- Task brief -
Will you transcribe all the entries word for word, skipping the pictures they hold?

**** Given data

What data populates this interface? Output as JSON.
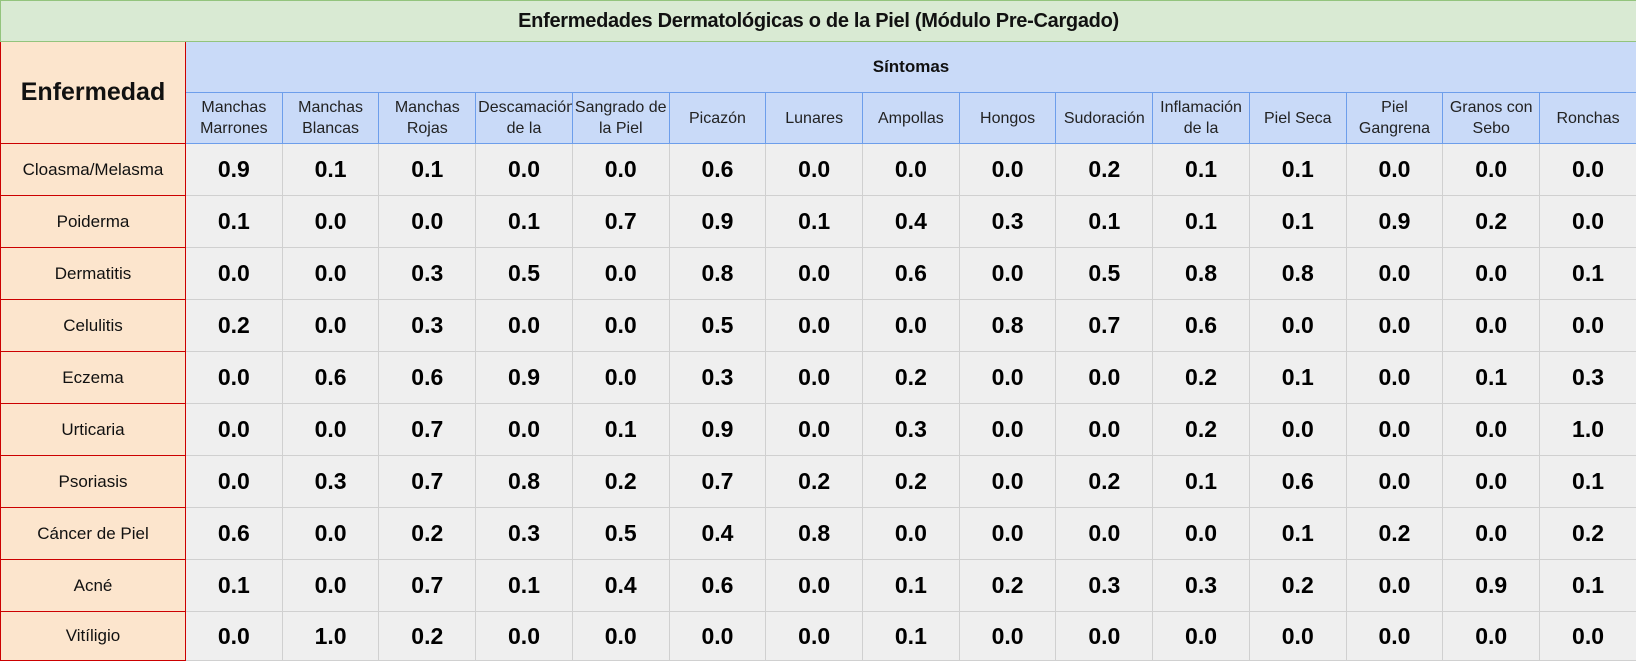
{
  "sheet": {
    "title": "Enfermedades Dermatológicas o de la Piel (Módulo Pre-Cargado)",
    "disease_header": "Enfermedad",
    "symptoms_header": "Síntomas",
    "symptoms": [
      "Manchas Marrones",
      "Manchas Blancas",
      "Manchas Rojas",
      "Descamación de la",
      "Sangrado de la Piel",
      "Picazón",
      "Lunares",
      "Ampollas",
      "Hongos",
      "Sudoración",
      "Inflamación de la",
      "Piel Seca",
      "Piel Gangrena",
      "Granos con Sebo",
      "Ronchas"
    ],
    "rows": [
      {
        "disease": "Cloasma/Melasma",
        "values": [
          "0.9",
          "0.1",
          "0.1",
          "0.0",
          "0.0",
          "0.6",
          "0.0",
          "0.0",
          "0.0",
          "0.2",
          "0.1",
          "0.1",
          "0.0",
          "0.0",
          "0.0"
        ]
      },
      {
        "disease": "Poiderma",
        "values": [
          "0.1",
          "0.0",
          "0.0",
          "0.1",
          "0.7",
          "0.9",
          "0.1",
          "0.4",
          "0.3",
          "0.1",
          "0.1",
          "0.1",
          "0.9",
          "0.2",
          "0.0"
        ]
      },
      {
        "disease": "Dermatitis",
        "values": [
          "0.0",
          "0.0",
          "0.3",
          "0.5",
          "0.0",
          "0.8",
          "0.0",
          "0.6",
          "0.0",
          "0.5",
          "0.8",
          "0.8",
          "0.0",
          "0.0",
          "0.1"
        ]
      },
      {
        "disease": "Celulitis",
        "values": [
          "0.2",
          "0.0",
          "0.3",
          "0.0",
          "0.0",
          "0.5",
          "0.0",
          "0.0",
          "0.8",
          "0.7",
          "0.6",
          "0.0",
          "0.0",
          "0.0",
          "0.0"
        ]
      },
      {
        "disease": "Eczema",
        "values": [
          "0.0",
          "0.6",
          "0.6",
          "0.9",
          "0.0",
          "0.3",
          "0.0",
          "0.2",
          "0.0",
          "0.0",
          "0.2",
          "0.1",
          "0.0",
          "0.1",
          "0.3"
        ]
      },
      {
        "disease": "Urticaria",
        "values": [
          "0.0",
          "0.0",
          "0.7",
          "0.0",
          "0.1",
          "0.9",
          "0.0",
          "0.3",
          "0.0",
          "0.0",
          "0.2",
          "0.0",
          "0.0",
          "0.0",
          "1.0"
        ]
      },
      {
        "disease": "Psoriasis",
        "values": [
          "0.0",
          "0.3",
          "0.7",
          "0.8",
          "0.2",
          "0.7",
          "0.2",
          "0.2",
          "0.0",
          "0.2",
          "0.1",
          "0.6",
          "0.0",
          "0.0",
          "0.1"
        ]
      },
      {
        "disease": "Cáncer de Piel",
        "values": [
          "0.6",
          "0.0",
          "0.2",
          "0.3",
          "0.5",
          "0.4",
          "0.8",
          "0.0",
          "0.0",
          "0.0",
          "0.0",
          "0.1",
          "0.2",
          "0.0",
          "0.2"
        ]
      },
      {
        "disease": "Acné",
        "values": [
          "0.1",
          "0.0",
          "0.7",
          "0.1",
          "0.4",
          "0.6",
          "0.0",
          "0.1",
          "0.2",
          "0.3",
          "0.3",
          "0.2",
          "0.0",
          "0.9",
          "0.1"
        ]
      },
      {
        "disease": "Vitíligio",
        "values": [
          "0.0",
          "1.0",
          "0.2",
          "0.0",
          "0.0",
          "0.0",
          "0.0",
          "0.1",
          "0.0",
          "0.0",
          "0.0",
          "0.0",
          "0.0",
          "0.0",
          "0.0"
        ]
      }
    ]
  },
  "colors": {
    "title_bg": "#d9ead3",
    "disease_bg": "#fce5cd",
    "disease_border": "#cc0000",
    "symptom_bg": "#c9daf8",
    "symptom_border": "#6d9eeb",
    "value_bg": "#efefef"
  }
}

********

- Exercise response -
What data populates this interface? Output as JSON.
{
  "sheet": {
    "title": "Enfermedades Dermatológicas o de la Piel (Módulo Pre-Cargado)",
    "disease_header": "Enfermedad",
    "symptoms_header": "Síntomas",
    "symptoms": [
      "Manchas Marrones",
      "Manchas Blancas",
      "Manchas Rojas",
      "Descamación de la",
      "Sangrado de la Piel",
      "Picazón",
      "Lunares",
      "Ampollas",
      "Hongos",
      "Sudoración",
      "Inflamación de la",
      "Piel Seca",
      "Piel Gangrena",
      "Granos con Sebo",
      "Ronchas"
    ],
    "rows": [
      {
        "disease": "Cloasma/Melasma",
        "values": [
          "0.9",
          "0.1",
          "0.1",
          "0.0",
          "0.0",
          "0.6",
          "0.0",
          "0.0",
          "0.0",
          "0.2",
          "0.1",
          "0.1",
          "0.0",
          "0.0",
          "0.0"
        ]
      },
      {
        "disease": "Poiderma",
        "values": [
          "0.1",
          "0.0",
          "0.0",
          "0.1",
          "0.7",
          "0.9",
          "0.1",
          "0.4",
          "0.3",
          "0.1",
          "0.1",
          "0.1",
          "0.9",
          "0.2",
          "0.0"
        ]
      },
      {
        "disease": "Dermatitis",
        "values": [
          "0.0",
          "0.0",
          "0.3",
          "0.5",
          "0.0",
          "0.8",
          "0.0",
          "0.6",
          "0.0",
          "0.5",
          "0.8",
          "0.8",
          "0.0",
          "0.0",
          "0.1"
        ]
      },
      {
        "disease": "Celulitis",
        "values": [
          "0.2",
          "0.0",
          "0.3",
          "0.0",
          "0.0",
          "0.5",
          "0.0",
          "0.0",
          "0.8",
          "0.7",
          "0.6",
          "0.0",
          "0.0",
          "0.0",
          "0.0"
        ]
      },
      {
        "disease": "Eczema",
        "values": [
          "0.0",
          "0.6",
          "0.6",
          "0.9",
          "0.0",
          "0.3",
          "0.0",
          "0.2",
          "0.0",
          "0.0",
          "0.2",
          "0.1",
          "0.0",
          "0.1",
          "0.3"
        ]
      },
      {
        "disease": "Urticaria",
        "values": [
          "0.0",
          "0.0",
          "0.7",
          "0.0",
          "0.1",
          "0.9",
          "0.0",
          "0.3",
          "0.0",
          "0.0",
          "0.2",
          "0.0",
          "0.0",
          "0.0",
          "1.0"
        ]
      },
      {
        "disease": "Psoriasis",
        "values": [
          "0.0",
          "0.3",
          "0.7",
          "0.8",
          "0.2",
          "0.7",
          "0.2",
          "0.2",
          "0.0",
          "0.2",
          "0.1",
          "0.6",
          "0.0",
          "0.0",
          "0.1"
        ]
      },
      {
        "disease": "Cáncer de Piel",
        "values": [
          "0.6",
          "0.0",
          "0.2",
          "0.3",
          "0.5",
          "0.4",
          "0.8",
          "0.0",
          "0.0",
          "0.0",
          "0.0",
          "0.1",
          "0.2",
          "0.0",
          "0.2"
        ]
      },
      {
        "disease": "Acné",
        "values": [
          "0.1",
          "0.0",
          "0.7",
          "0.1",
          "0.4",
          "0.6",
          "0.0",
          "0.1",
          "0.2",
          "0.3",
          "0.3",
          "0.2",
          "0.0",
          "0.9",
          "0.1"
        ]
      },
      {
        "disease": "Vitíligio",
        "values": [
          "0.0",
          "1.0",
          "0.2",
          "0.0",
          "0.0",
          "0.0",
          "0.0",
          "0.1",
          "0.0",
          "0.0",
          "0.0",
          "0.0",
          "0.0",
          "0.0",
          "0.0"
        ]
      }
    ]
  },
  "colors": {
    "title_bg": "#d9ead3",
    "disease_bg": "#fce5cd",
    "disease_border": "#cc0000",
    "symptom_bg": "#c9daf8",
    "symptom_border": "#6d9eeb",
    "value_bg": "#efefef"
  }
}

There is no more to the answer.